» WHAT TO WORK ON: Copy the records below, from the line containing "Transcribe the text in this document." through the last line; leave out pictures.

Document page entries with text
↓
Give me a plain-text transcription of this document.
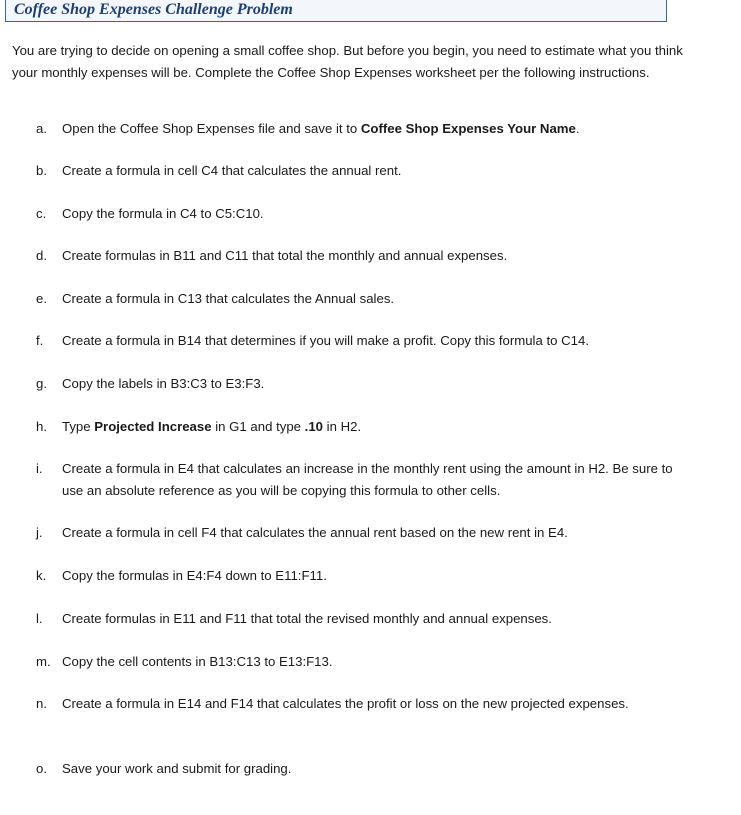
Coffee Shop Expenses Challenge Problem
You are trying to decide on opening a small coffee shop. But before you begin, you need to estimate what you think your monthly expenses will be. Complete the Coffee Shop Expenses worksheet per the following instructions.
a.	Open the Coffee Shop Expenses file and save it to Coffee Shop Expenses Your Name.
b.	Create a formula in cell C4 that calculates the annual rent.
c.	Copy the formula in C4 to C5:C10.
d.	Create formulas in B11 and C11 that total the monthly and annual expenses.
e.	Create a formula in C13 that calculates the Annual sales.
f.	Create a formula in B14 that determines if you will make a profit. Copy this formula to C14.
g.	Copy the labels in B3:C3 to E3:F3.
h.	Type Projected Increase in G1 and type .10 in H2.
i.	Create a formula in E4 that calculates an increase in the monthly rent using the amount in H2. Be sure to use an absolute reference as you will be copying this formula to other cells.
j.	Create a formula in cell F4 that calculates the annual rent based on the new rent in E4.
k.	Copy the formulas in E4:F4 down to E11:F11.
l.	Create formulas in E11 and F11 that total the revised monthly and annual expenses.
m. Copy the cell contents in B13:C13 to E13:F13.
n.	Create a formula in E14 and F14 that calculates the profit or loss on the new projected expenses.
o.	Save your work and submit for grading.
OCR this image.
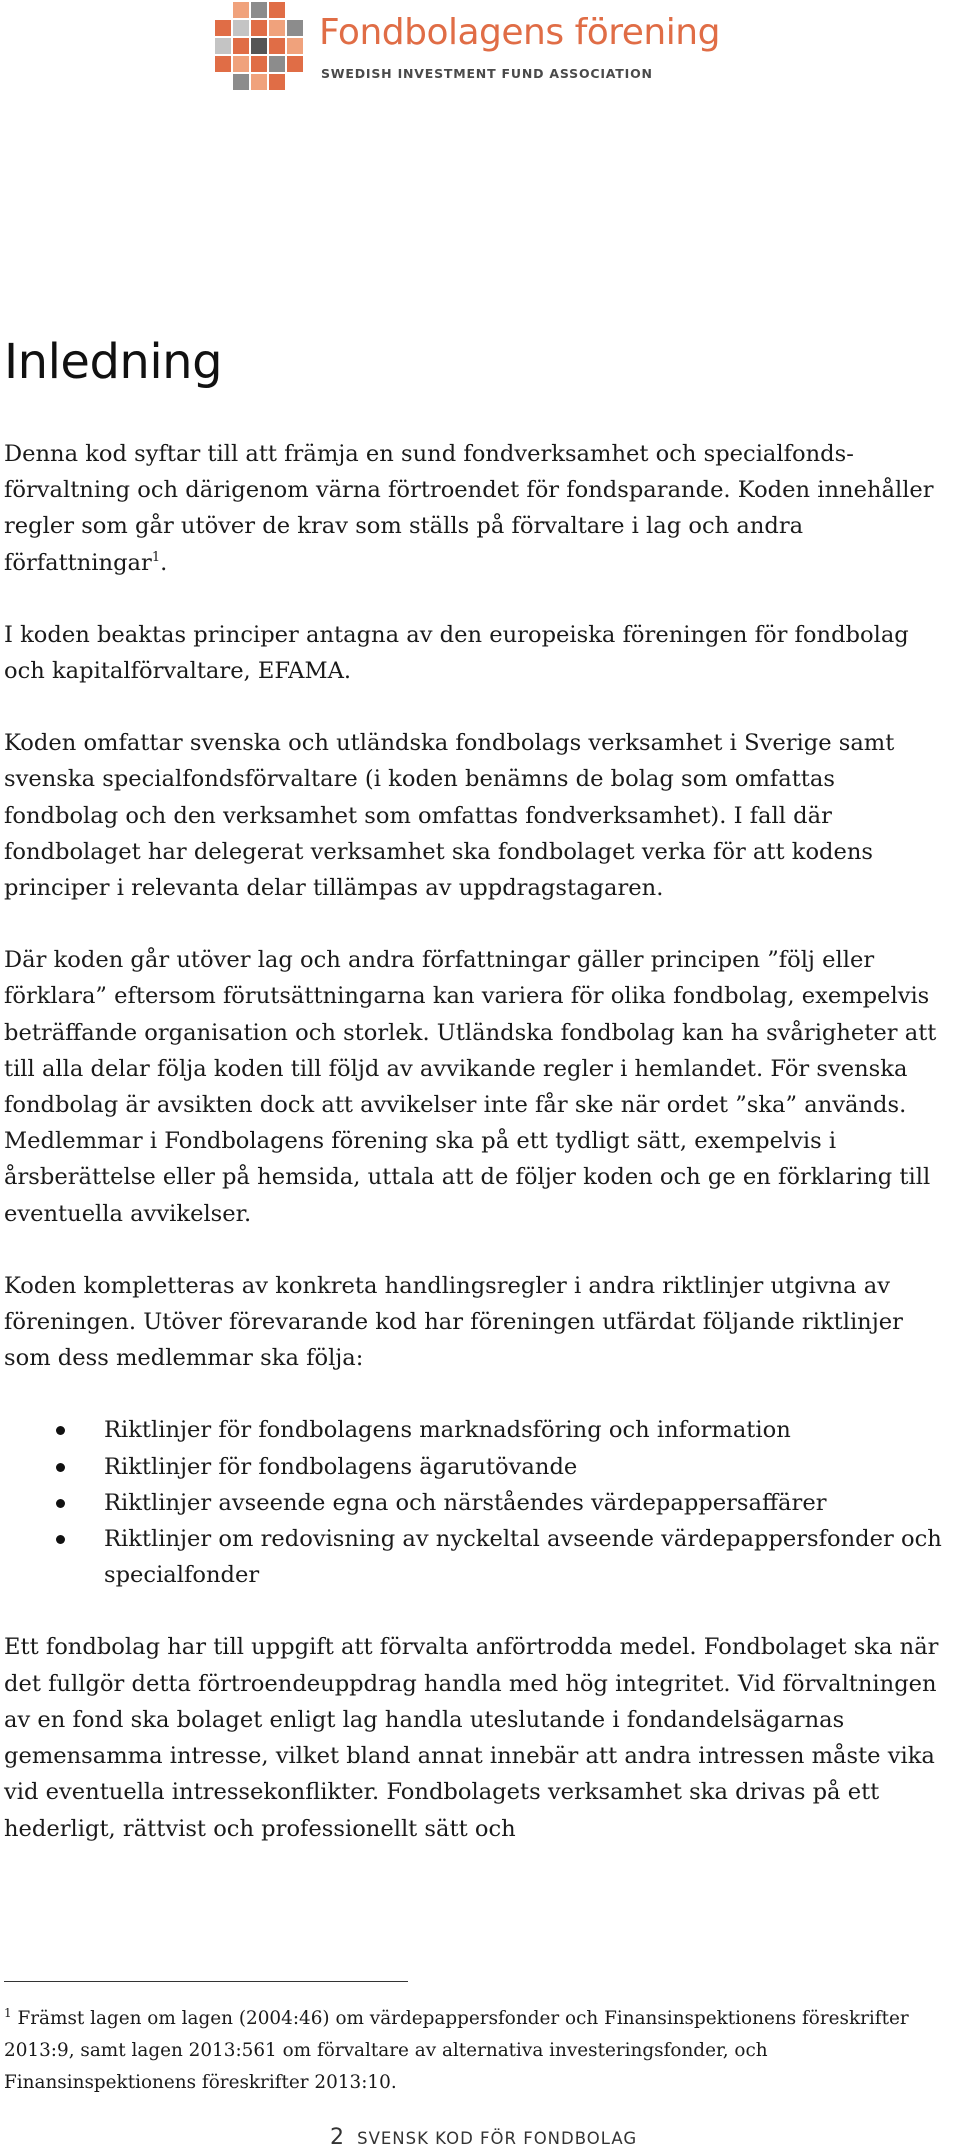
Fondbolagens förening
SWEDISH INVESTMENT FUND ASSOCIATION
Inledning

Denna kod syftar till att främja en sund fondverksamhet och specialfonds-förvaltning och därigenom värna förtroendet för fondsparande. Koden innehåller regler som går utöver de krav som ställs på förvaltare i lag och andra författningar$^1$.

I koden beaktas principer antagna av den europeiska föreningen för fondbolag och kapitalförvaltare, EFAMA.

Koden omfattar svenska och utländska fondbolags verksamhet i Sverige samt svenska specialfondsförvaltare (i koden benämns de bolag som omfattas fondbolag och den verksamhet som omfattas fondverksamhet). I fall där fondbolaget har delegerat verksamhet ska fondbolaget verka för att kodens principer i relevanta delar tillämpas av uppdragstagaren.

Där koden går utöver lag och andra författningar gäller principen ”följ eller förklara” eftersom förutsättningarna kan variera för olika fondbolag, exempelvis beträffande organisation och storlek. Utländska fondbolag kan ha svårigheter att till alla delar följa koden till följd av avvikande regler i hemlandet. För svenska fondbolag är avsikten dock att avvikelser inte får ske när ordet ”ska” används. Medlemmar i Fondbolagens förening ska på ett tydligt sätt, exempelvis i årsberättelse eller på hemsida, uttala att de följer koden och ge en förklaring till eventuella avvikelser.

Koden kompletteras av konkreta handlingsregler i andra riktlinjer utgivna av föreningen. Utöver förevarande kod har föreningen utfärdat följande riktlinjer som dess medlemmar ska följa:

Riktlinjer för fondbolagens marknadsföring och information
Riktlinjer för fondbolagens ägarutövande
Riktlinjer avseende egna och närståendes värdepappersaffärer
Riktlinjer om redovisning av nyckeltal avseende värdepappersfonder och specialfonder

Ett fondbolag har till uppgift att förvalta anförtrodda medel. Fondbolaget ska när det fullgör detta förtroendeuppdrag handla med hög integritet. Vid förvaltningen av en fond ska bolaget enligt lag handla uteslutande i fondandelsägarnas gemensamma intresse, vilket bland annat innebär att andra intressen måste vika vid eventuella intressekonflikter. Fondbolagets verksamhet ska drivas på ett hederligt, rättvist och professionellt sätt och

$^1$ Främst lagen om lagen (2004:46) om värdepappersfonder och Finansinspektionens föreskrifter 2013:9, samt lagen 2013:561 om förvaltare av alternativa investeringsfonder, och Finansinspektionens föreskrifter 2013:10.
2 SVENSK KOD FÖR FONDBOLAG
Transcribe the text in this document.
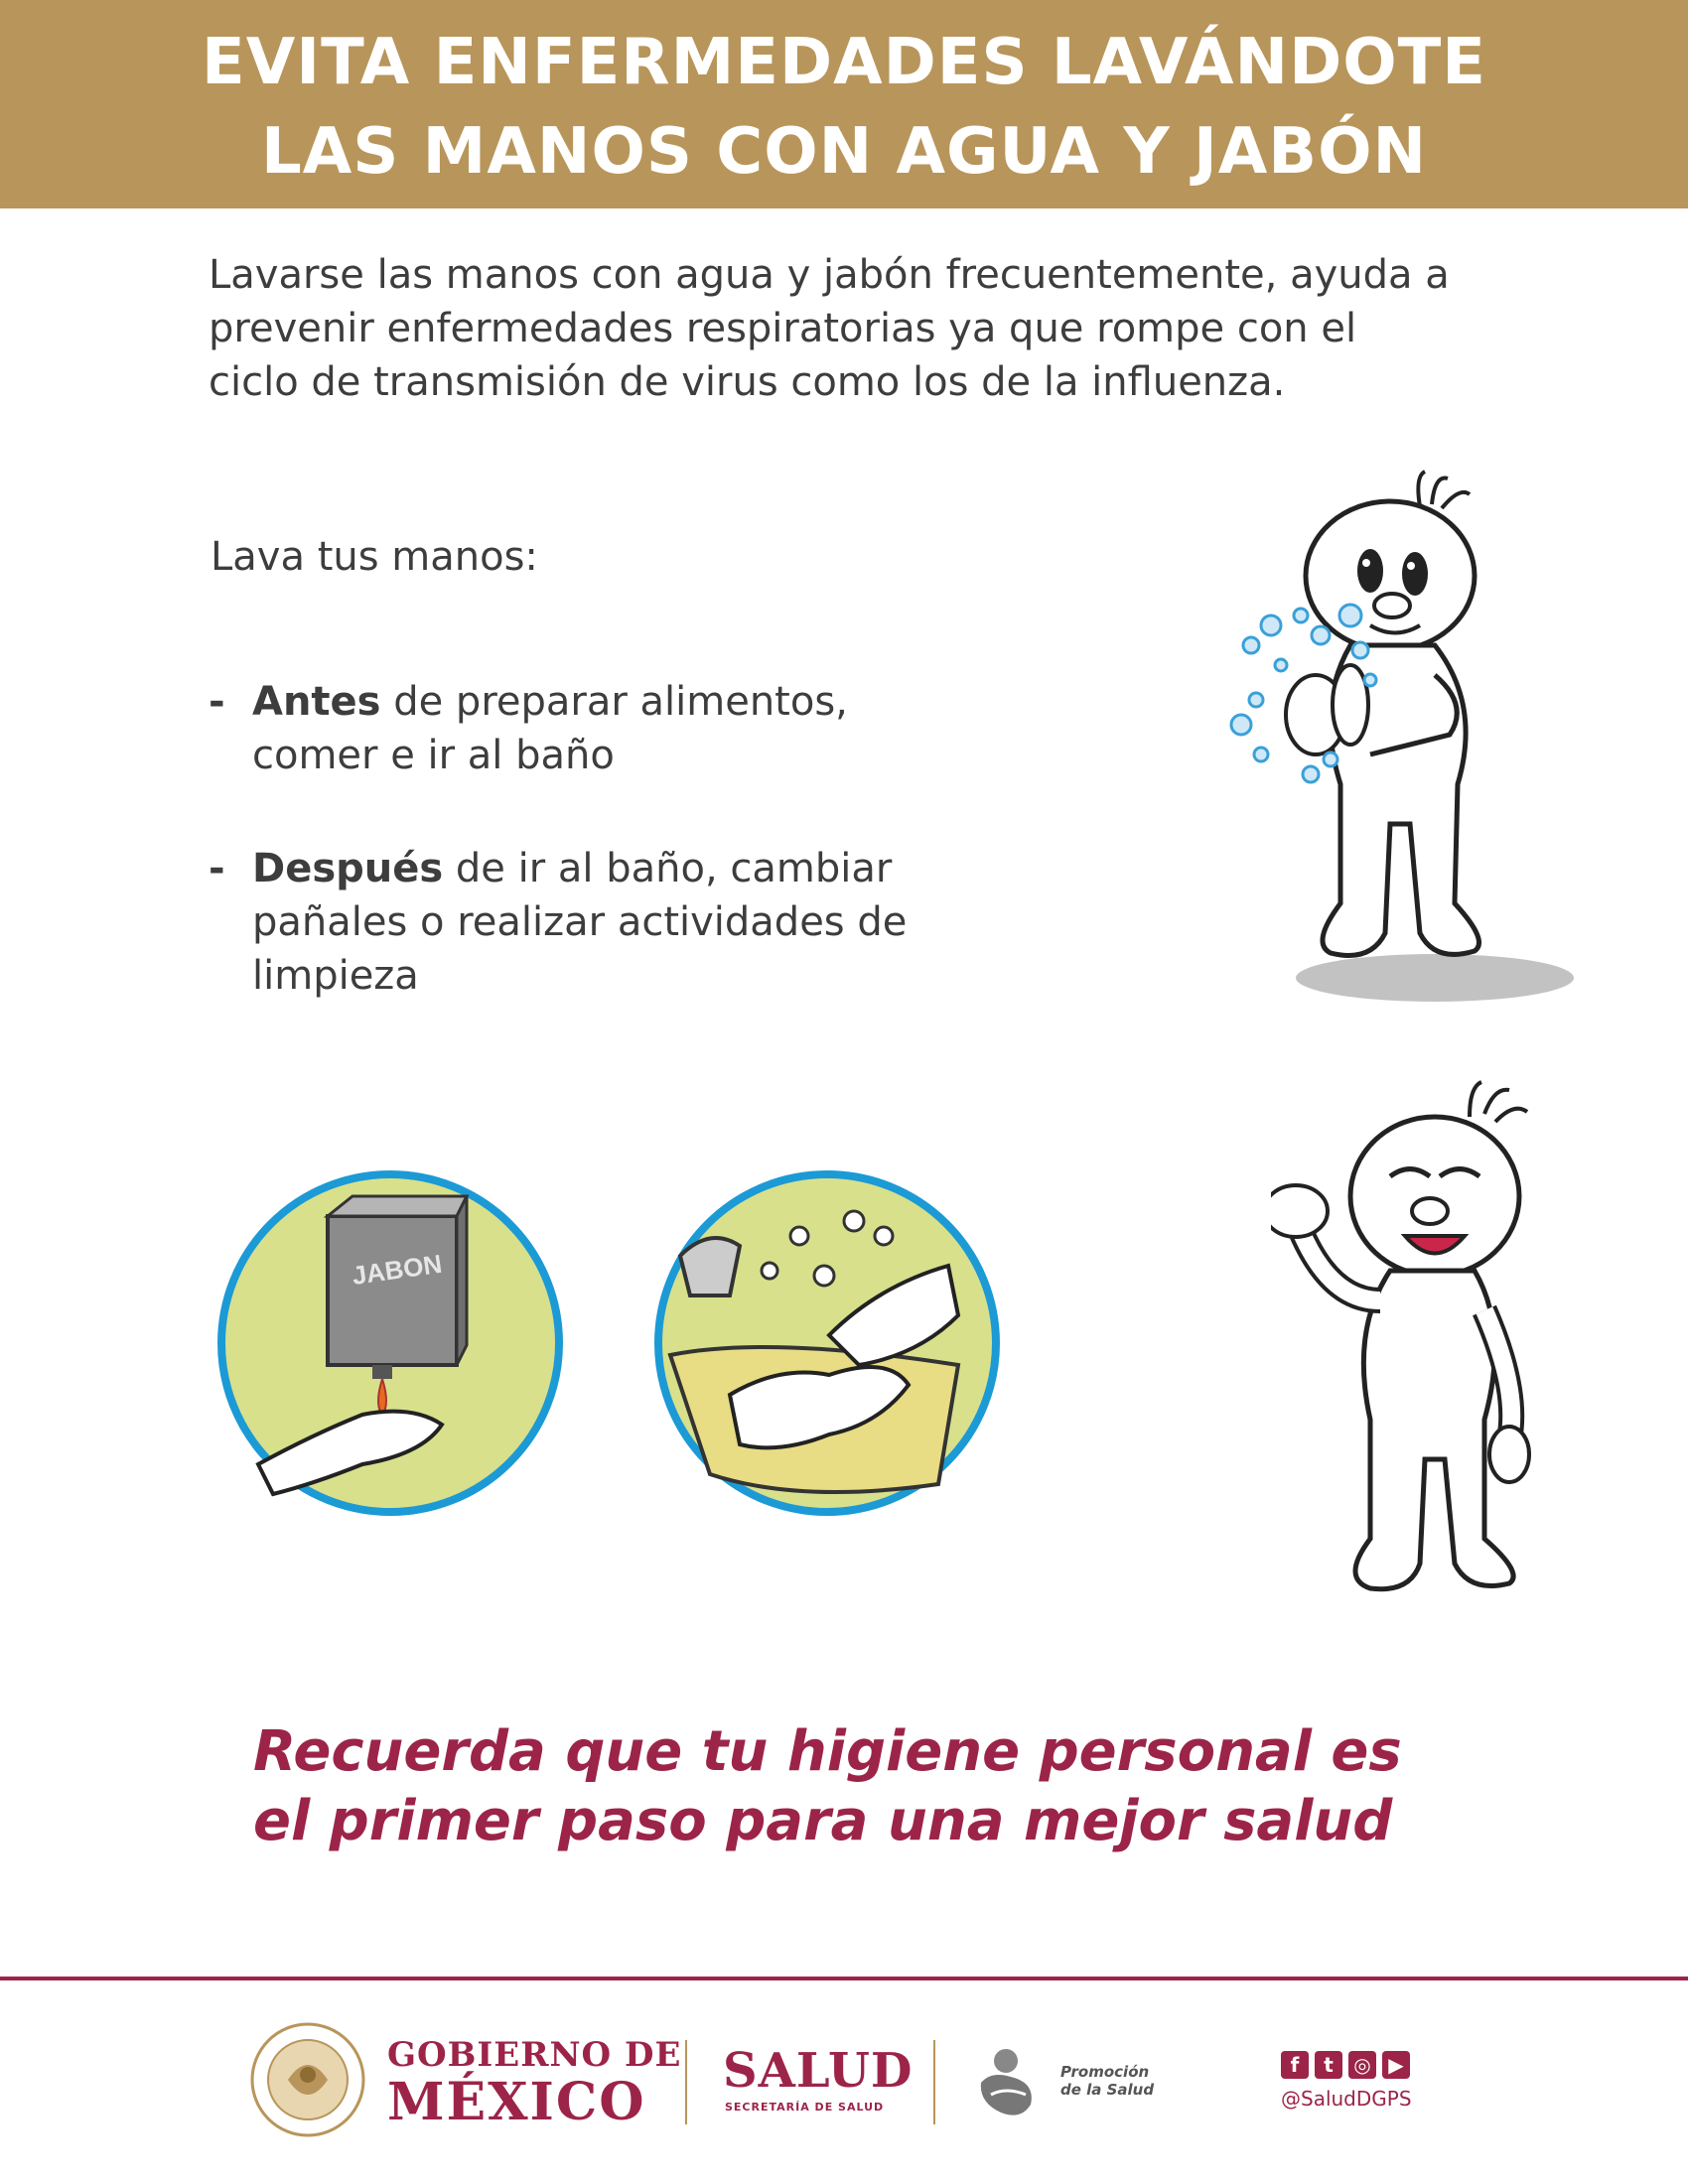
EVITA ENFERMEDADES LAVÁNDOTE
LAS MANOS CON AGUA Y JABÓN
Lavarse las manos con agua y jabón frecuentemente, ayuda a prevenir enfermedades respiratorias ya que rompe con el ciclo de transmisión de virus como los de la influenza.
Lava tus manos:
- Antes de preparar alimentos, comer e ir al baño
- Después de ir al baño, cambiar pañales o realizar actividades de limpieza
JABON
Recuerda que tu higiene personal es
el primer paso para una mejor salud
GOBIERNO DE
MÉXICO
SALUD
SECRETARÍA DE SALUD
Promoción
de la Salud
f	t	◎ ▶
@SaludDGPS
↑
» SOLVED PROBLEM:
Transcribe the text in this document.
EVITA ENFERMEDADES LAVÁNDOTE
LAS MANOS CON AGUA Y JABÓN
Lavarse las manos con agua y jabón frecuentemente, ayuda a prevenir enfermedades respiratorias ya que rompe con el ciclo de transmisión de virus como los de la influenza.
Lava tus manos:
- Antes de preparar alimentos, comer e ir al baño
- Después de ir al baño, cambiar pañales o realizar actividades de limpieza
JABON
Recuerda que tu higiene personal es
el primer paso para una mejor salud
GOBIERNO DE
MÉXICO
SALUD
SECRETARÍA DE SALUD
Promoción
de la Salud
f	t	◎ ▶
@SaludDGPS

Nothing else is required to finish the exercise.